- What to do -
Your answer should be a single number: the count of lines that include the word "subtitle".
----------
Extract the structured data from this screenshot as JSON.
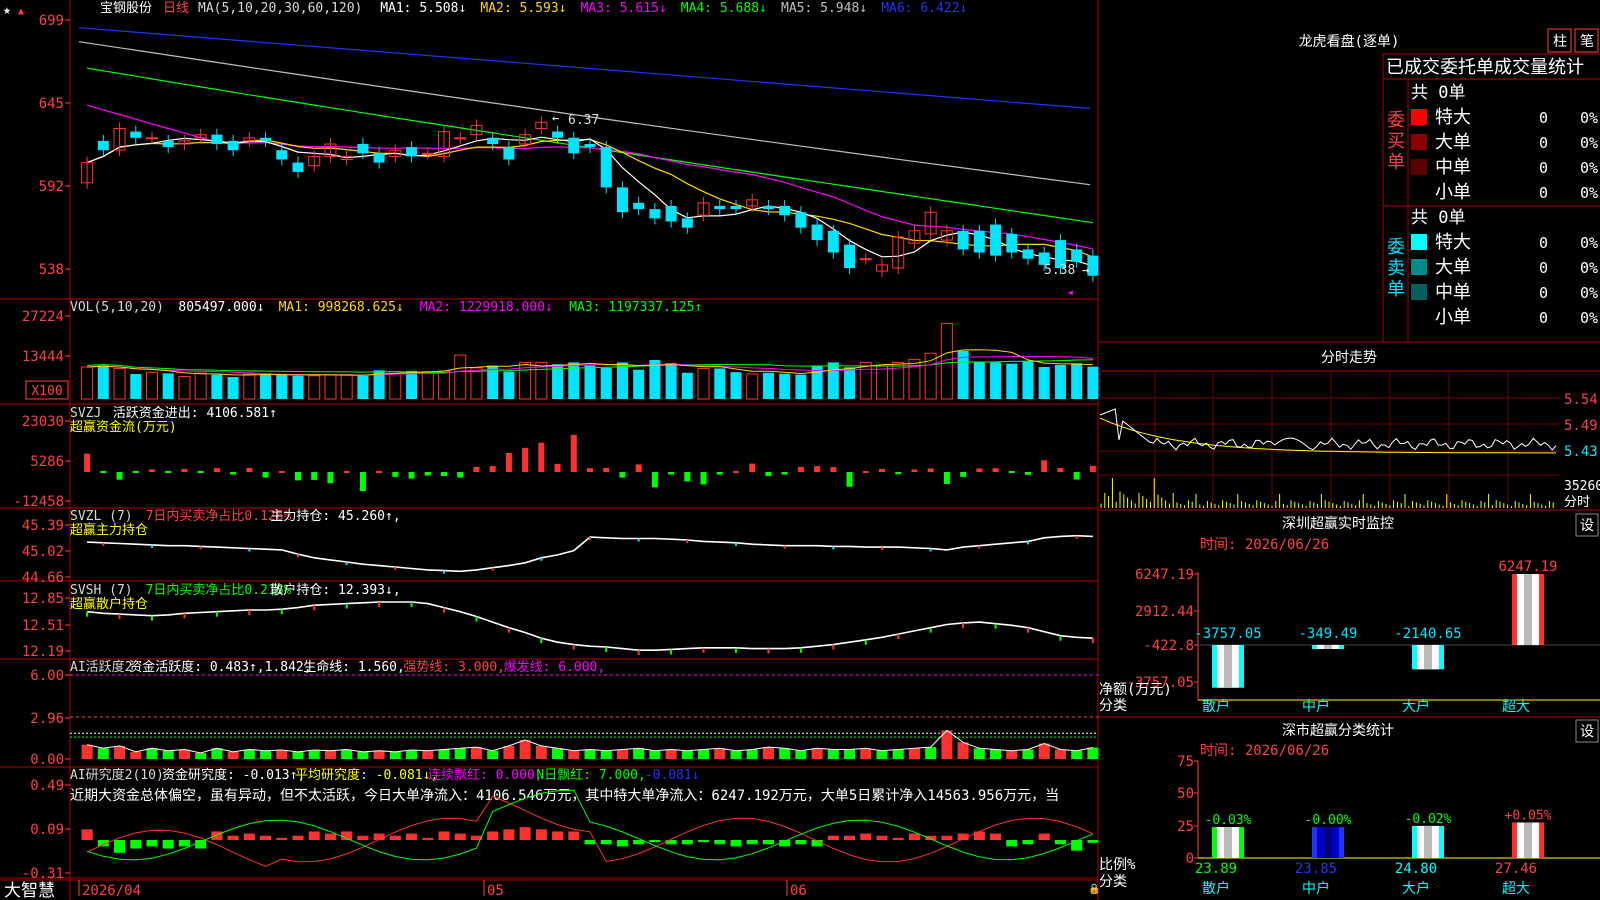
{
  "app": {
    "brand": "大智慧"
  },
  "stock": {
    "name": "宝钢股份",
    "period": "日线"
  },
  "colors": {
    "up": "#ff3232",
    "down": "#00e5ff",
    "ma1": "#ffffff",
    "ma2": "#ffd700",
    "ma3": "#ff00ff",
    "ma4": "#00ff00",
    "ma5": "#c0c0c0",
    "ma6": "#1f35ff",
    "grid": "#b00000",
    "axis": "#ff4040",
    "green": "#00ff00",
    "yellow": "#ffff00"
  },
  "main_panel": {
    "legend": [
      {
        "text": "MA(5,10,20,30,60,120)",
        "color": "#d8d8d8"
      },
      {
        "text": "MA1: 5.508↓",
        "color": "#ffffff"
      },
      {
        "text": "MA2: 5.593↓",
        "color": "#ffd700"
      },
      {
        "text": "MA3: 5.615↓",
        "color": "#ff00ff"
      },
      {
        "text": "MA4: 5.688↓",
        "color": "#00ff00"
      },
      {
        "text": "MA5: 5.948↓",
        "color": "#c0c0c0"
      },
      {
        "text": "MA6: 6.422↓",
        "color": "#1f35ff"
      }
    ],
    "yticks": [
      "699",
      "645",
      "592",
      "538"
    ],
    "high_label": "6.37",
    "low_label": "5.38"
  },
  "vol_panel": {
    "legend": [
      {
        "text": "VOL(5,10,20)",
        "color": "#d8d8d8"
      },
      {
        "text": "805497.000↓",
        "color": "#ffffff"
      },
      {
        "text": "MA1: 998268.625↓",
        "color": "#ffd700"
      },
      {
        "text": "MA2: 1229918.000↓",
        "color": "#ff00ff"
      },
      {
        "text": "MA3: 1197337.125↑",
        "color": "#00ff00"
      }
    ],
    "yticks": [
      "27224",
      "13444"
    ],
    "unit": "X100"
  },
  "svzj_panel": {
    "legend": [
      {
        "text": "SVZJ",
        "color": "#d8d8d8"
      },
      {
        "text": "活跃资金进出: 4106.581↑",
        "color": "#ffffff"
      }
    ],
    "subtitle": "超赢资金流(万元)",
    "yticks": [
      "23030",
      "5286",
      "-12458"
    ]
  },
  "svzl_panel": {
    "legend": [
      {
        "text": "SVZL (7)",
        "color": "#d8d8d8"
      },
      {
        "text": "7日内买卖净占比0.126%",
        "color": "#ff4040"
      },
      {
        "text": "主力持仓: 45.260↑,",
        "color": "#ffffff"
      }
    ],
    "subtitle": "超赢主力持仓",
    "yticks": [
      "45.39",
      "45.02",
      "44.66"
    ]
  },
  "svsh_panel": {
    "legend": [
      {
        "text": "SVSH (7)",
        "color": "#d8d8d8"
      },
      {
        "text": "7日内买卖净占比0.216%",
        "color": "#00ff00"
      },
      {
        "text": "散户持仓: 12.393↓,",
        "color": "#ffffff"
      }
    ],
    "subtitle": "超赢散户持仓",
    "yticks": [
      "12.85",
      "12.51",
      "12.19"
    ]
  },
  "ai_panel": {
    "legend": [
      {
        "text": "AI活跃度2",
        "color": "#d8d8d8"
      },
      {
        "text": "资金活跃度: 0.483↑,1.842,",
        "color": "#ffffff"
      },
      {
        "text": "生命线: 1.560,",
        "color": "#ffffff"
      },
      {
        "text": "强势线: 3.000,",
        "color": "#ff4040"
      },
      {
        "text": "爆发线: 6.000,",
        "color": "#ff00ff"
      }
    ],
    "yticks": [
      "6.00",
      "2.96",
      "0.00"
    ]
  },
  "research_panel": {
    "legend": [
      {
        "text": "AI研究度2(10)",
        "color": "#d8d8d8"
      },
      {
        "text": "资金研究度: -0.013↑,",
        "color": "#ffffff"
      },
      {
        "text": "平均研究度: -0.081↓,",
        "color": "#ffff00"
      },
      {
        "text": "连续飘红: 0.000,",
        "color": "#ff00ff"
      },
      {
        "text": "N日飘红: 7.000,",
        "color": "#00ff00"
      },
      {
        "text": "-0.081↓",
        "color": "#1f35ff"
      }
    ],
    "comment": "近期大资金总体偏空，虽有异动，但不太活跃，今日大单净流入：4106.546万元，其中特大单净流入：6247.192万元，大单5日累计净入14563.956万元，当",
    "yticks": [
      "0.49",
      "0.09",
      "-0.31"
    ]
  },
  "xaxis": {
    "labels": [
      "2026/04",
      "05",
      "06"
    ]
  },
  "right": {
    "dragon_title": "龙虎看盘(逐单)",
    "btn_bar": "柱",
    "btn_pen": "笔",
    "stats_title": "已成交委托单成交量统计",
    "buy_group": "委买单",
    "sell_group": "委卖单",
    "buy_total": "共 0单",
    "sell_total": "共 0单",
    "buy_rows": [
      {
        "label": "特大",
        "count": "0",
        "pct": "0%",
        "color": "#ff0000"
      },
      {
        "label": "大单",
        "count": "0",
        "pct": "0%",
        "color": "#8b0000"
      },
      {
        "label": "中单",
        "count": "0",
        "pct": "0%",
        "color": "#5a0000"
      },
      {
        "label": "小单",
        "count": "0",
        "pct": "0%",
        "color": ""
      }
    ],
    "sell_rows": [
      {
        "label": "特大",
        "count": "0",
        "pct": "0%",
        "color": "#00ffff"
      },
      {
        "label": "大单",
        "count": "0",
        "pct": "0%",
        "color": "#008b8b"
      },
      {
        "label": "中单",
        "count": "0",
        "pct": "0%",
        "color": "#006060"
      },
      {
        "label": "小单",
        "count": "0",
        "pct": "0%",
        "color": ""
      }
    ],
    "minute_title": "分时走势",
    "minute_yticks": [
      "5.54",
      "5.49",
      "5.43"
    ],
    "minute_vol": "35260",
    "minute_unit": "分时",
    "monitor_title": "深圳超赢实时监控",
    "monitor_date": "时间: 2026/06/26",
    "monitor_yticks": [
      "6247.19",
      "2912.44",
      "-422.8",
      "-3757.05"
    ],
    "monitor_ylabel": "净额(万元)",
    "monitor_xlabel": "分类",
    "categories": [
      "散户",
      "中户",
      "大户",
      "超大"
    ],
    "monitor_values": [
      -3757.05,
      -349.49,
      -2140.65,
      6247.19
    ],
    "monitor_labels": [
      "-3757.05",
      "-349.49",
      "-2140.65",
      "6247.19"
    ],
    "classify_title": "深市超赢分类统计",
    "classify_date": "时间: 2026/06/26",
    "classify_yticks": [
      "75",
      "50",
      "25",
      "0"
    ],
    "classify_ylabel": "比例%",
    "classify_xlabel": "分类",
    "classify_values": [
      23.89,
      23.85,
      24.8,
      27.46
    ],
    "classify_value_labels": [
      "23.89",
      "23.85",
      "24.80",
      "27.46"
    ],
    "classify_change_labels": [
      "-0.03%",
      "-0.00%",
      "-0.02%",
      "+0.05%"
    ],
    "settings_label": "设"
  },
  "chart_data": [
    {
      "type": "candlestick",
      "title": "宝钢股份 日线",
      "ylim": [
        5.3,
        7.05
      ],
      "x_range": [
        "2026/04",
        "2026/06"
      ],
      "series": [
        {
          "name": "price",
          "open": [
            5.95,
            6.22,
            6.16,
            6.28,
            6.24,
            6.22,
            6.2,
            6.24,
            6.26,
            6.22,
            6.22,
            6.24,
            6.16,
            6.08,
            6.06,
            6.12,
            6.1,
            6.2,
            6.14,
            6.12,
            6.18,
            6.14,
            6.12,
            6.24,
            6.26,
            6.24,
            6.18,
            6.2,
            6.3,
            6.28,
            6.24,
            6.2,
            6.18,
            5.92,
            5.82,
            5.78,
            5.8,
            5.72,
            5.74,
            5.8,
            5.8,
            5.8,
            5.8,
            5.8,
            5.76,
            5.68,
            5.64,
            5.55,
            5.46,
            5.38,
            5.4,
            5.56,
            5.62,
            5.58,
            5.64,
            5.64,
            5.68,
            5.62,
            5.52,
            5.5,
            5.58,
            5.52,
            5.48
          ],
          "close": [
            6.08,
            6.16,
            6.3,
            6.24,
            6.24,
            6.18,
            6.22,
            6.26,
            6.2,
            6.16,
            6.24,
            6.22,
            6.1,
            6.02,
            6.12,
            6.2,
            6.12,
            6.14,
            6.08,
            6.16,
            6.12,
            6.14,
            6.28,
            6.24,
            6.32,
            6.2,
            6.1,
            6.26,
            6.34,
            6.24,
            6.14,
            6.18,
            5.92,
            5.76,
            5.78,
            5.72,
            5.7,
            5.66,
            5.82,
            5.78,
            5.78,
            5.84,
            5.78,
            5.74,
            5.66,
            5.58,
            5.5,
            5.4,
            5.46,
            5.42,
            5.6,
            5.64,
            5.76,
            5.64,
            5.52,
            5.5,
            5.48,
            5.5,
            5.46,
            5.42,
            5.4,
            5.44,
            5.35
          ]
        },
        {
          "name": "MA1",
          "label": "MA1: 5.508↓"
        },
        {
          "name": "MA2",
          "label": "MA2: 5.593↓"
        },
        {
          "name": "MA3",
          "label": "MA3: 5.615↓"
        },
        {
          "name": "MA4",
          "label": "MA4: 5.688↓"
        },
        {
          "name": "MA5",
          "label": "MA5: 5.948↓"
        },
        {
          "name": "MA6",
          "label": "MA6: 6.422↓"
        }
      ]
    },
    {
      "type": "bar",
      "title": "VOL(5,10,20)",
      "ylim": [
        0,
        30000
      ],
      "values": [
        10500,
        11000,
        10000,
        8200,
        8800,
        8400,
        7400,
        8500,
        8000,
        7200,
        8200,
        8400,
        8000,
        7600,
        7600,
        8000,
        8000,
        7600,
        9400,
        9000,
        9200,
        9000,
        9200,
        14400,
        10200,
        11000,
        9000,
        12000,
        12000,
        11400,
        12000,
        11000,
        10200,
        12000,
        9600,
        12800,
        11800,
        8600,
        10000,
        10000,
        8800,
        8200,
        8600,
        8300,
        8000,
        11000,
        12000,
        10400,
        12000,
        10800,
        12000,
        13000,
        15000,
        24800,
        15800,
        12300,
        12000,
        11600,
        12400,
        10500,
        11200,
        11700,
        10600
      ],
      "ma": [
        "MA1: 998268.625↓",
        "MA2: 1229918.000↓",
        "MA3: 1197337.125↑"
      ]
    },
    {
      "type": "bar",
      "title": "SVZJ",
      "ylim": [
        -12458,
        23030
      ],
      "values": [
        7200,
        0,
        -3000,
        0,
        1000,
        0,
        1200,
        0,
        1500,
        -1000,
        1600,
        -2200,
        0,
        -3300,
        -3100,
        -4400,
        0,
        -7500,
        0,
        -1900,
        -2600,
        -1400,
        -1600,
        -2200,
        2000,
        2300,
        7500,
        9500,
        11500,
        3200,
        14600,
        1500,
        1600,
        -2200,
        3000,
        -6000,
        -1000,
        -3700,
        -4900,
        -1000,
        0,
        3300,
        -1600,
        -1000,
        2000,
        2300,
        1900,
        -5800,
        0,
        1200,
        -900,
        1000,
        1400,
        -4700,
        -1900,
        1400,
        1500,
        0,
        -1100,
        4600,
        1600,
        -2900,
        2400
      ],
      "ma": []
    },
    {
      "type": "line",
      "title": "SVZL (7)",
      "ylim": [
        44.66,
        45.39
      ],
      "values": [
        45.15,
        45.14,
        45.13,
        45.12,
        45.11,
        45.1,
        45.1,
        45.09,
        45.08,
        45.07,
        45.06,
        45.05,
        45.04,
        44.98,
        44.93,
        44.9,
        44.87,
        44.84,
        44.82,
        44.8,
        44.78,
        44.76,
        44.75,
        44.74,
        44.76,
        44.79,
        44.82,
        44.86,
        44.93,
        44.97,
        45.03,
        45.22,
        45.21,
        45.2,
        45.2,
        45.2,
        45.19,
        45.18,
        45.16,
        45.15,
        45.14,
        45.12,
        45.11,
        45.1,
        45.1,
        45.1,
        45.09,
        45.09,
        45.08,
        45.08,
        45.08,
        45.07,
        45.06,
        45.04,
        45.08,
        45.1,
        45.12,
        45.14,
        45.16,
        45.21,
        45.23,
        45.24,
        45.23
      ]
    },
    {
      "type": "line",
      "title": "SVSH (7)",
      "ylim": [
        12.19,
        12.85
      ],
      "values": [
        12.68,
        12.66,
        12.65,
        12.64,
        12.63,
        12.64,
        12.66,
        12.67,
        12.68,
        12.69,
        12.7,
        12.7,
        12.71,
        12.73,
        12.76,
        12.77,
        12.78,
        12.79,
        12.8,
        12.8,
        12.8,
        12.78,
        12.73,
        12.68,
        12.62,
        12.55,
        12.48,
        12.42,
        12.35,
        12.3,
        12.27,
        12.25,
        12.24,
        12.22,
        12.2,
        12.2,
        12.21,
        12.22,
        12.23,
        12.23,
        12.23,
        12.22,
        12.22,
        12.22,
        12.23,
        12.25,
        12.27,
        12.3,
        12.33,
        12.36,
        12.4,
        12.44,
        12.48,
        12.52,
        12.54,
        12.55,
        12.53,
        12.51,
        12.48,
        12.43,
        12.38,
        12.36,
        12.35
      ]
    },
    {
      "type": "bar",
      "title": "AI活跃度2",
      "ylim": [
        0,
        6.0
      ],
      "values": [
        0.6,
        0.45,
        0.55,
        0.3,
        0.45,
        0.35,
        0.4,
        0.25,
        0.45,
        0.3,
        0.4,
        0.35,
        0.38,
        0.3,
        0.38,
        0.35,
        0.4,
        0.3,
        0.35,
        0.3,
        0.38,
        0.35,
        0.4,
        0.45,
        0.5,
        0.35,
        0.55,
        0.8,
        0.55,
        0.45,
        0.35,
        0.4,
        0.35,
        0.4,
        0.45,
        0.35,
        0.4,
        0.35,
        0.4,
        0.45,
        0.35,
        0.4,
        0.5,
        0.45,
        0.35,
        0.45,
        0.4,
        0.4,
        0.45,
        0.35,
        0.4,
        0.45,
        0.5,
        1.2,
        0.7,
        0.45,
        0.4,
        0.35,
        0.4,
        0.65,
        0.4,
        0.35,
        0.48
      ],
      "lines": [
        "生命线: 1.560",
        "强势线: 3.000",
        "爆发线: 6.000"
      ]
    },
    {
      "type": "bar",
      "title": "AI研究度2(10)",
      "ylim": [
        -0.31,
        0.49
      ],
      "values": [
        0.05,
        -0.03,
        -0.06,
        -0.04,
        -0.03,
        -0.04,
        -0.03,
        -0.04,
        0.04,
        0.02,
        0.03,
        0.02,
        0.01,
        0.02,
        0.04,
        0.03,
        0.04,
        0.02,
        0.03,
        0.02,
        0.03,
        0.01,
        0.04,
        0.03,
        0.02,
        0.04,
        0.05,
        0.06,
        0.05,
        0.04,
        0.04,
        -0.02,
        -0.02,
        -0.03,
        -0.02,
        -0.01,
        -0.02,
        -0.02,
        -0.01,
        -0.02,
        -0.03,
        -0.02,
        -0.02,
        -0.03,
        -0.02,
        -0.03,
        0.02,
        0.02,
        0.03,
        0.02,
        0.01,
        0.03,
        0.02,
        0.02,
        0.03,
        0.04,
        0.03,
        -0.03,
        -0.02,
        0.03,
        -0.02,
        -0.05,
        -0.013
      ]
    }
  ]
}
----------
- Response -
3